START Data rows
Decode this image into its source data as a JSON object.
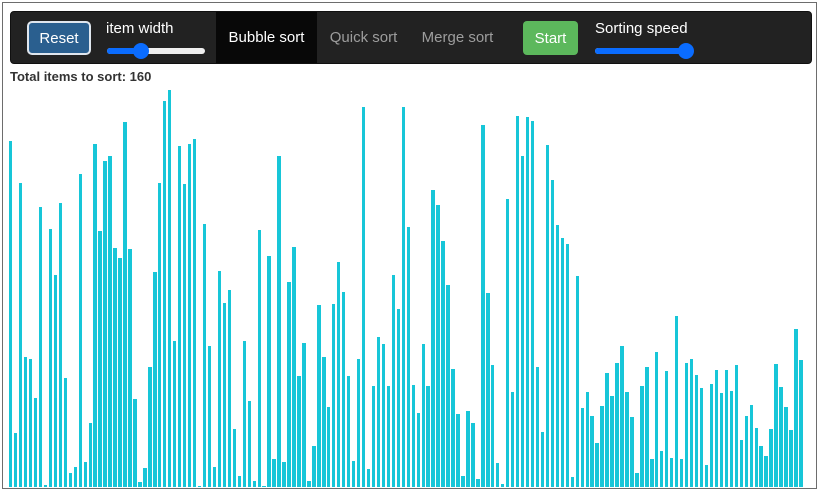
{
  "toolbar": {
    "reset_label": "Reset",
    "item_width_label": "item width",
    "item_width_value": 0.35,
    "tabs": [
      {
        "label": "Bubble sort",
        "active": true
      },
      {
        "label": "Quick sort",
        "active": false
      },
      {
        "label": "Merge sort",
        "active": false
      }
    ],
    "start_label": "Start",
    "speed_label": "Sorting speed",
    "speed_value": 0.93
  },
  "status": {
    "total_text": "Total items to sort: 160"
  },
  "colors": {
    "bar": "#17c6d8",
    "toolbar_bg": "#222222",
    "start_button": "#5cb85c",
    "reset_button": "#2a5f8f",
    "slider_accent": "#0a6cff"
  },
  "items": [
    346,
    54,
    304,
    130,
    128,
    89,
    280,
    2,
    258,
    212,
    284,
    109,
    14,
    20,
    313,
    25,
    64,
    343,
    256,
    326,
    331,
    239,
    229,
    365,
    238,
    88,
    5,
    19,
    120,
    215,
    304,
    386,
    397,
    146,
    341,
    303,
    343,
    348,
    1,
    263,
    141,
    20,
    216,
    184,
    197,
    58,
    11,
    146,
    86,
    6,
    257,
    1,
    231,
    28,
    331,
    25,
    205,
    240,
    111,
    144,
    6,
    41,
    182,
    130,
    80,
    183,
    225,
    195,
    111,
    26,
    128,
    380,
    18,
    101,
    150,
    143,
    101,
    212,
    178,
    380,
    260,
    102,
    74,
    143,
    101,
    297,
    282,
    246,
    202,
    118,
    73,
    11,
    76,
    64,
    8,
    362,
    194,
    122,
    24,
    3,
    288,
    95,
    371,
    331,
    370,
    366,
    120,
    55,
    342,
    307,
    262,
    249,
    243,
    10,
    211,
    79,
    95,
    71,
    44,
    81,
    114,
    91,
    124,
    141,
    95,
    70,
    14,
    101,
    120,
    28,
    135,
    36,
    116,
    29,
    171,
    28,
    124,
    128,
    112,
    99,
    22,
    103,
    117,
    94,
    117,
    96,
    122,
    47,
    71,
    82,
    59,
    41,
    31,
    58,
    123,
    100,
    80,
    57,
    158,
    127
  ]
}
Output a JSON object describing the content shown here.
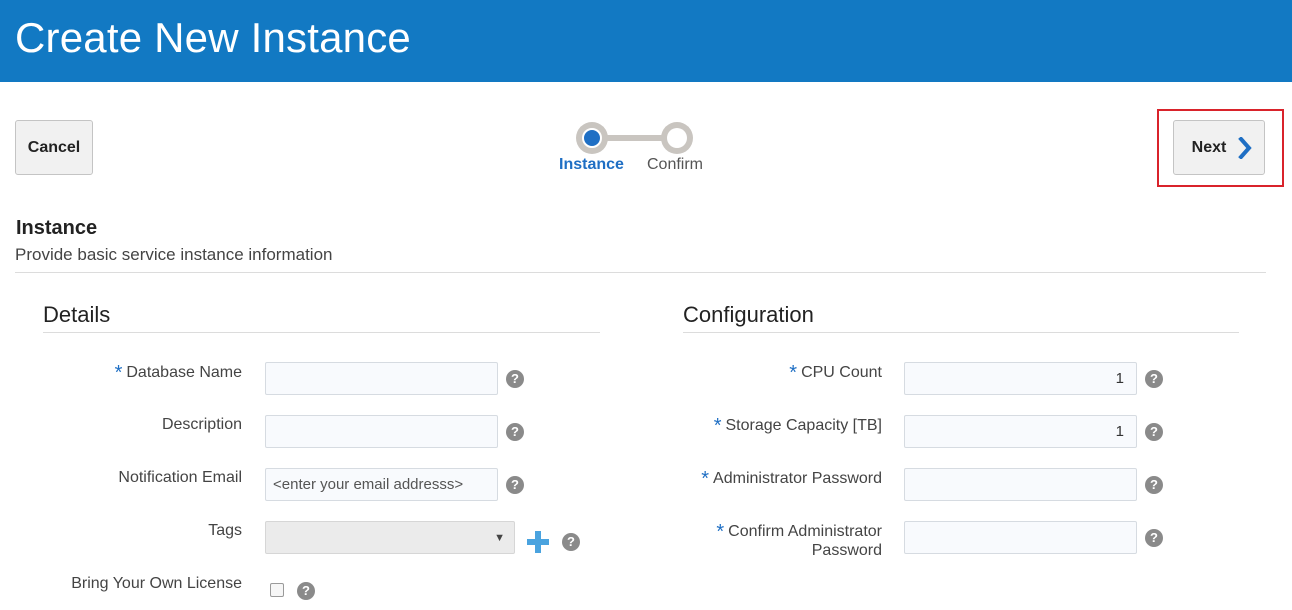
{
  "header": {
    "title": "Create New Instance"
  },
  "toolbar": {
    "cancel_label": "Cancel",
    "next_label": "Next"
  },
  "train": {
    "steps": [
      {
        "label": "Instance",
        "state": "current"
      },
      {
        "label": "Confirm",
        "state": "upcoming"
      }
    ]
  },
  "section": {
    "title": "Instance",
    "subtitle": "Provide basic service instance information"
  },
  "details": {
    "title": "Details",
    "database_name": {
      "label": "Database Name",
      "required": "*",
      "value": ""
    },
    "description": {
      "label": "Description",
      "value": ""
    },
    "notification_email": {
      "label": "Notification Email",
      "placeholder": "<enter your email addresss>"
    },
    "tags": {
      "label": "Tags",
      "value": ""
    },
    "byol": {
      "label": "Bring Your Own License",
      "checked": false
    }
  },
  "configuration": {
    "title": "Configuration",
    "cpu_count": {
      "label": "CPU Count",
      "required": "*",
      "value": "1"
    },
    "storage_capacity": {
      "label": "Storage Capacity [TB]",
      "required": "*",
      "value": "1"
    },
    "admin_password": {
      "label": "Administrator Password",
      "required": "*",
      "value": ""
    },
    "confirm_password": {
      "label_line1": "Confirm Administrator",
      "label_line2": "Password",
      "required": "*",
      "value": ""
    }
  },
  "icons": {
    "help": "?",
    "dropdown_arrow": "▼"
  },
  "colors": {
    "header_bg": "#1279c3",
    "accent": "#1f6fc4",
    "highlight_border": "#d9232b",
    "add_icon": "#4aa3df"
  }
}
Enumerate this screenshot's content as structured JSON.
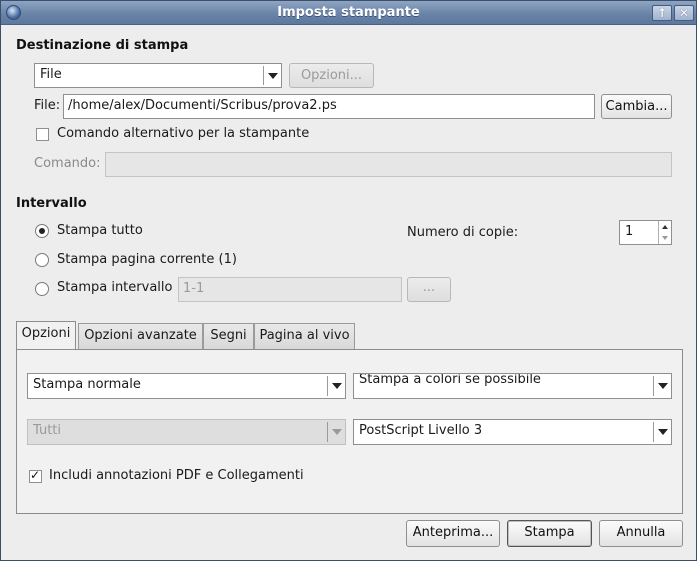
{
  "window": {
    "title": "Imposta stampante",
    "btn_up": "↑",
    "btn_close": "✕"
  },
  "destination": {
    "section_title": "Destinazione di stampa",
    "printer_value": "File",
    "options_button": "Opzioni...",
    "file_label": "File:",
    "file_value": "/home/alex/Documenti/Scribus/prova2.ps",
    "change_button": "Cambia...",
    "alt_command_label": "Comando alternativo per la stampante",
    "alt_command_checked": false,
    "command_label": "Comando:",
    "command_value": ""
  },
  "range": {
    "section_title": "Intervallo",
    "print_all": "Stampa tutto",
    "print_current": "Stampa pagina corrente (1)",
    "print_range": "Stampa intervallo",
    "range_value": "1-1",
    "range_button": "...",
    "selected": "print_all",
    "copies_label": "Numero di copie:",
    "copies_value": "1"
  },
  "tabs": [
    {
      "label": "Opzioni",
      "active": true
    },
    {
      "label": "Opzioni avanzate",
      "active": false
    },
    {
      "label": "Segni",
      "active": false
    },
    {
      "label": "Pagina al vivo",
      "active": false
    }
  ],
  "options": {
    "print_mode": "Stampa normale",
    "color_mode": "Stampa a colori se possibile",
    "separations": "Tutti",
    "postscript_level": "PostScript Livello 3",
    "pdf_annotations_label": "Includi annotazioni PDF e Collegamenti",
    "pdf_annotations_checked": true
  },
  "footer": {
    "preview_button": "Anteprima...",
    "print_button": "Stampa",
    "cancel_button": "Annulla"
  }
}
END Data rows
In the records above, locate each line with the word "Comando". Copy all such lines.

    "alt_command_label": "Comando alternativo per la stampante",
    "command_label": "Comando:",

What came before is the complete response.